◆ Consignes à suivre ◆
Transcrivez l'ensemble des items ci-dessous en un tableau Markdown à deux colonnes : « N° » pour le numéro de chaque ligne et « Ligne » pour son texte. Omettez les lignes vides.

[Données de disposition spatiale]
______________________________

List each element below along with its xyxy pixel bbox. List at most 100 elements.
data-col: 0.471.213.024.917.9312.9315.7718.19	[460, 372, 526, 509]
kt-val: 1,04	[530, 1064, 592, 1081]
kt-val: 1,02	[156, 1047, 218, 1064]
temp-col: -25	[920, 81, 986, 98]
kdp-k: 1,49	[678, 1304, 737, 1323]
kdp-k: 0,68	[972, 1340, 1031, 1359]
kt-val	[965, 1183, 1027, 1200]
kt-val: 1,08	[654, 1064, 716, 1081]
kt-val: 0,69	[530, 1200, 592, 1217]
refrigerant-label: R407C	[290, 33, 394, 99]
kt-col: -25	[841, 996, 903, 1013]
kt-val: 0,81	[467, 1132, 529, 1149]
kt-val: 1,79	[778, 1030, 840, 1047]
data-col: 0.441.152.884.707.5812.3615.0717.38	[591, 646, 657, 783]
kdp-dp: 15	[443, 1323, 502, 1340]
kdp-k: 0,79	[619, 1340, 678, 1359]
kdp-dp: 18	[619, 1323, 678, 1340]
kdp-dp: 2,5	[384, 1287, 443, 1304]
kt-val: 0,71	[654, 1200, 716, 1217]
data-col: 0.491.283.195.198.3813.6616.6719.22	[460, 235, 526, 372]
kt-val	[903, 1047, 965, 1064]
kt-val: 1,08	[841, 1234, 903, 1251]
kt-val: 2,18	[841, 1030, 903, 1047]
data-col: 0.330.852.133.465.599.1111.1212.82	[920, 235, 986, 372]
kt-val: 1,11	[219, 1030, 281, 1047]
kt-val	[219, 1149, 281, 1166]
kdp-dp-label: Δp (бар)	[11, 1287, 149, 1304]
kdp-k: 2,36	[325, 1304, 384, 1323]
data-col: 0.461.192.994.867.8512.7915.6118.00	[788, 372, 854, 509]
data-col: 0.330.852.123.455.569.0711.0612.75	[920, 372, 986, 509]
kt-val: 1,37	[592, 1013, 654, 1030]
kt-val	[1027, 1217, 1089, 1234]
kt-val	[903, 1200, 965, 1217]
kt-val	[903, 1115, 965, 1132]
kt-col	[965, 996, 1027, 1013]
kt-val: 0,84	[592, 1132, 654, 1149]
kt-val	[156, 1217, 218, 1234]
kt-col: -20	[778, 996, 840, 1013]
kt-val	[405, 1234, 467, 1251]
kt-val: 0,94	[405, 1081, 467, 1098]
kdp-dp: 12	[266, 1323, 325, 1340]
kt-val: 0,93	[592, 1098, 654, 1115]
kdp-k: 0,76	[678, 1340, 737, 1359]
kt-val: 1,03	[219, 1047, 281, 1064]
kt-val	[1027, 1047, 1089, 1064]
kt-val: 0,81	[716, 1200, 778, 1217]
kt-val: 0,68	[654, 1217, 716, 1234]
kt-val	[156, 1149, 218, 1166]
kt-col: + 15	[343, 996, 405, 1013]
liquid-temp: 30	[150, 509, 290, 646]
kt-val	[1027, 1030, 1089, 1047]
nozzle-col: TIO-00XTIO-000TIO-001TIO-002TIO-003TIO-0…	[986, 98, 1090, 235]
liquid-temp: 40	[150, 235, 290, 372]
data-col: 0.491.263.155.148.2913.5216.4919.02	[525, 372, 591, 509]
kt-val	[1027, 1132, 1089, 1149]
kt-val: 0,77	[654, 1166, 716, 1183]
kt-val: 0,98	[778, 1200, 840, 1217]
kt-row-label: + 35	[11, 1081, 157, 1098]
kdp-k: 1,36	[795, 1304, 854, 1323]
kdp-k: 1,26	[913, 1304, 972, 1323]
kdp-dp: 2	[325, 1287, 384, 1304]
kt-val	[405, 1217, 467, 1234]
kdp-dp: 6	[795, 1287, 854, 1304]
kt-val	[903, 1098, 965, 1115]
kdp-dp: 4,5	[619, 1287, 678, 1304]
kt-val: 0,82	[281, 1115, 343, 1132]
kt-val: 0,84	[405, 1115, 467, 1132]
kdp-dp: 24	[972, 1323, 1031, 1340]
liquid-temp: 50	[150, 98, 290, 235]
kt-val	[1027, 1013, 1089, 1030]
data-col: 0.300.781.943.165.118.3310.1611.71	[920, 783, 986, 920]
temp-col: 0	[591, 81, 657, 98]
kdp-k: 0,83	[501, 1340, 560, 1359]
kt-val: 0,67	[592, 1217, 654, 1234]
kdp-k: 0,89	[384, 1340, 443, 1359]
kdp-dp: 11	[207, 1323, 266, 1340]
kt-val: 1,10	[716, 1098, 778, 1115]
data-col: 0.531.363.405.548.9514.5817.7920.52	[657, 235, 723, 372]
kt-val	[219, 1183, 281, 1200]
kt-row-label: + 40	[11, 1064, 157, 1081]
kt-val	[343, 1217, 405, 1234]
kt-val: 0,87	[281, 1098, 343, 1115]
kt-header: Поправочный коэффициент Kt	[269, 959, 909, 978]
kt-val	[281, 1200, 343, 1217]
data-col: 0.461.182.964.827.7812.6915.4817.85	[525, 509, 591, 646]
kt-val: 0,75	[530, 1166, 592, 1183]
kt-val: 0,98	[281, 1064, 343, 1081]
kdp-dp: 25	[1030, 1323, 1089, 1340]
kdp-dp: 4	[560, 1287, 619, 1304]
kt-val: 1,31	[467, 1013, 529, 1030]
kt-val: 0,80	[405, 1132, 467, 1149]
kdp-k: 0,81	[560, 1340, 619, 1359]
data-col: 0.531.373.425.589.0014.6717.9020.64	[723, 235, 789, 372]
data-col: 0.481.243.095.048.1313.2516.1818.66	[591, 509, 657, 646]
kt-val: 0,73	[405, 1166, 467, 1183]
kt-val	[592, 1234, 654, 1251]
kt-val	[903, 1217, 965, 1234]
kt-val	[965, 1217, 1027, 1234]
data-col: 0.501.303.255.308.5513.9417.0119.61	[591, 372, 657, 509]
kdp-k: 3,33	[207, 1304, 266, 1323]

______________________________

◆ Réponse ◆
| N° | Ligne |
|---|---|
| 1 | List each element below along with its xyxy pixel bbox. List at most 100 elements. |
| 2 | data-col: 0.471.213.024.917.9312.9315.7718.19	[460, 372, 526, 509] |
| 3 | kt-val: 1,04	[530, 1064, 592, 1081] |
| 4 | kt-val: 1,02	[156, 1047, 218, 1064] |
| 5 | temp-col: -25	[920, 81, 986, 98] |
| 6 | kdp-k: 1,49	[678, 1304, 737, 1323] |
| 7 | kdp-k: 0,68	[972, 1340, 1031, 1359] |
| 8 | kt-val	[965, 1183, 1027, 1200] |
| 9 | kt-val: 1,08	[654, 1064, 716, 1081] |
| 10 | kt-val: 0,69	[530, 1200, 592, 1217] |
| 11 | refrigerant-label: R407C	[290, 33, 394, 99] |
| 12 | kt-col: -25	[841, 996, 903, 1013] |
| 13 | kt-val: 0,81	[467, 1132, 529, 1149] |
| 14 | kt-val: 1,79	[778, 1030, 840, 1047] |
| 15 | data-col: 0.441.152.884.707.5812.3615.0717.38	[591, 646, 657, 783] |
| 16 | kdp-dp: 15	[443, 1323, 502, 1340] |
| 17 | kdp-k: 0,79	[619, 1340, 678, 1359] |
| 18 | kdp-dp: 18	[619, 1323, 678, 1340] |
| 19 | kdp-dp: 2,5	[384, 1287, 443, 1304] |
| 20 | kt-val: 0,71	[654, 1200, 716, 1217] |
| 21 | data-col: 0.491.283.195.198.3813.6616.6719.22	[460, 235, 526, 372] |
| 22 | kt-val	[903, 1047, 965, 1064] |
| 23 | kt-val: 1,08	[841, 1234, 903, 1251] |
| 24 | kt-val: 2,18	[841, 1030, 903, 1047] |
| 25 | data-col: 0.330.852.133.465.599.1111.1212.82	[920, 235, 986, 372] |
| 26 | kt-val: 1,11	[219, 1030, 281, 1047] |
| 27 | kt-val	[219, 1149, 281, 1166] |
| 28 | kdp-dp-label: Δp (бар)	[11, 1287, 149, 1304] |
| 29 | kdp-k: 2,36	[325, 1304, 384, 1323] |
| 30 | data-col: 0.461.192.994.867.8512.7915.6118.00	[788, 372, 854, 509] |
| 31 | data-col: 0.330.852.123.455.569.0711.0612.75	[920, 372, 986, 509] |
| 32 | kt-val: 1,37	[592, 1013, 654, 1030] |
| 33 | kt-val	[1027, 1217, 1089, 1234] |
| 34 | kt-val	[903, 1200, 965, 1217] |
| 35 | kt-val	[903, 1115, 965, 1132] |
| 36 | kt-col	[965, 996, 1027, 1013] |
| 37 | kt-val: 0,84	[592, 1132, 654, 1149] |
| 38 | kt-val	[156, 1217, 218, 1234] |
| 39 | kt-col: -20	[778, 996, 840, 1013] |
| 40 | kt-val	[405, 1234, 467, 1251] |
| 41 | kt-val: 0,94	[405, 1081, 467, 1098] |
| 42 | kdp-dp: 12	[266, 1323, 325, 1340] |
| 43 | kt-val: 0,93	[592, 1098, 654, 1115] |
| 44 | kdp-k: 0,76	[678, 1340, 737, 1359] |
| 45 | kt-val: 1,03	[219, 1047, 281, 1064] |
| 46 | kt-val	[1027, 1047, 1089, 1064] |
| 47 | kt-val: 0,81	[716, 1200, 778, 1217] |
| 48 | kt-val: 0,68	[654, 1217, 716, 1234] |
| 49 | kt-val	[156, 1149, 218, 1166] |
| 50 | kt-col: + 15	[343, 996, 405, 1013] |
| 51 | liquid-temp: 30	[150, 509, 290, 646] |
| 52 | kt-val	[1027, 1030, 1089, 1047] |
| 53 | nozzle-col: TIO-00XTIO-000TIO-001TIO-002TIO-003TIO-0…	[986, 98, 1090, 235] |
| 54 | liquid-temp: 40	[150, 235, 290, 372] |
| 55 | data-col: 0.491.263.155.148.2913.5216.4919.02	[525, 372, 591, 509] |
| 56 | kt-val	[1027, 1132, 1089, 1149] |
| 57 | kt-val: 0,77	[654, 1166, 716, 1183] |
| 58 | kt-val: 0,98	[778, 1200, 840, 1217] |
| 59 | kt-row-label: + 35	[11, 1081, 157, 1098] |
| 60 | kdp-k: 1,36	[795, 1304, 854, 1323] |
| 61 | kdp-k: 1,26	[913, 1304, 972, 1323] |
| 62 | kdp-dp: 2	[325, 1287, 384, 1304] |
| 63 | kt-val	[405, 1217, 467, 1234] |
| 64 | kdp-dp: 6	[795, 1287, 854, 1304] |
| 65 | kt-val	[903, 1098, 965, 1115] |
| 66 | kdp-dp: 4,5	[619, 1287, 678, 1304] |
| 67 | kt-val: 0,82	[281, 1115, 343, 1132] |
| 68 | kt-val: 0,84	[405, 1115, 467, 1132] |
| 69 | kdp-dp: 24	[972, 1323, 1031, 1340] |
| 70 | liquid-temp: 50	[150, 98, 290, 235] |
| 71 | kt-val	[1027, 1013, 1089, 1030] |
| 72 | data-col: 0.300.781.943.165.118.3310.1611.71	[920, 783, 986, 920] |
| 73 | temp-col: 0	[591, 81, 657, 98] |
| 74 | kdp-k: 0,83	[501, 1340, 560, 1359] |
| 75 | kt-val: 0,67	[592, 1217, 654, 1234] |
| 76 | kdp-k: 0,89	[384, 1340, 443, 1359] |
| 77 | kdp-dp: 11	[207, 1323, 266, 1340] |
| 78 | kt-val: 1,10	[716, 1098, 778, 1115] |
| 79 | data-col: 0.531.363.405.548.9514.5817.7920.52	[657, 235, 723, 372] |
| 80 | kt-val	[219, 1183, 281, 1200] |
| 81 | kt-row-label: + 40	[11, 1064, 157, 1081] |
| 82 | kt-val	[343, 1217, 405, 1234] |
| 83 | kt-val: 0,87	[281, 1098, 343, 1115] |
| 84 | kt-header: Поправочный коэффициент Kt	[269, 959, 909, 978] |
| 85 | kt-val	[281, 1200, 343, 1217] |
| 86 | data-col: 0.461.182.964.827.7812.6915.4817.85	[525, 509, 591, 646] |
| 87 | kt-val: 0,75	[530, 1166, 592, 1183] |
| 88 | kt-val: 0,98	[281, 1064, 343, 1081] |
| 89 | kdp-dp: 25	[1030, 1323, 1089, 1340] |
| 90 | kdp-dp: 4	[560, 1287, 619, 1304] |
| 91 | kt-val: 1,31	[467, 1013, 529, 1030] |
| 92 | kt-val: 0,80	[405, 1132, 467, 1149] |
| 93 | kdp-k: 0,81	[560, 1340, 619, 1359] |
| 94 | data-col: 0.531.373.425.589.0014.6717.9020.64	[723, 235, 789, 372] |
| 95 | data-col: 0.481.243.095.048.1313.2516.1818.66	[591, 509, 657, 646] |
| 96 | kt-val: 0,73	[405, 1166, 467, 1183] |
| 97 | kt-val	[592, 1234, 654, 1251] |
| 98 | kt-val	[903, 1217, 965, 1234] |
| 99 | kt-val	[965, 1217, 1027, 1234] |
| 100 | data-col: 0.501.303.255.308.5513.9417.0119.61	[591, 372, 657, 509] |
| 101 | kdp-k: 3,33	[207, 1304, 266, 1323] |